**DIRECTIONS**: In this exercise, reproduce all the entries that follow exactly.

**DATA LISTING**:
++++

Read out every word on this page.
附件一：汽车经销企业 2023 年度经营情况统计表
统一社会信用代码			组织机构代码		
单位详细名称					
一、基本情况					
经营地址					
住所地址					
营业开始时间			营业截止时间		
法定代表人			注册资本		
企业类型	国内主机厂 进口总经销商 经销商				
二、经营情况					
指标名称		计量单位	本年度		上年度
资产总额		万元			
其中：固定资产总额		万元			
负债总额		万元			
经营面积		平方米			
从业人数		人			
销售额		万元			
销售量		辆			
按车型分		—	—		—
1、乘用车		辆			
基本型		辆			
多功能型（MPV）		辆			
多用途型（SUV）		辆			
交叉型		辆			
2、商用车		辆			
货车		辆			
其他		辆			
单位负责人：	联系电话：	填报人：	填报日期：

++++

**TASK RESPONSE**:
Read out every word on this page.
附件一：汽车经销企业 2023 年度经营情况统计表
统一社会信用代码			组织机构代码		
单位详细名称					
一、基本情况					
经营地址					
住所地址					
营业开始时间			营业截止时间		
法定代表人			注册资本		
企业类型	国内主机厂 进口总经销商 经销商				
二、经营情况					
指标名称		计量单位	本年度		上年度
资产总额		万元			
其中：固定资产总额		万元			
负债总额		万元			
经营面积		平方米			
从业人数		人			
销售额		万元			
销售量		辆			
按车型分		—	—		—
1、乘用车		辆			
基本型		辆			
多功能型（MPV）		辆			
多用途型（SUV）		辆			
交叉型		辆			
2、商用车		辆			
货车		辆			
其他		辆			
单位负责人：	联系电话：	填报人：	填报日期：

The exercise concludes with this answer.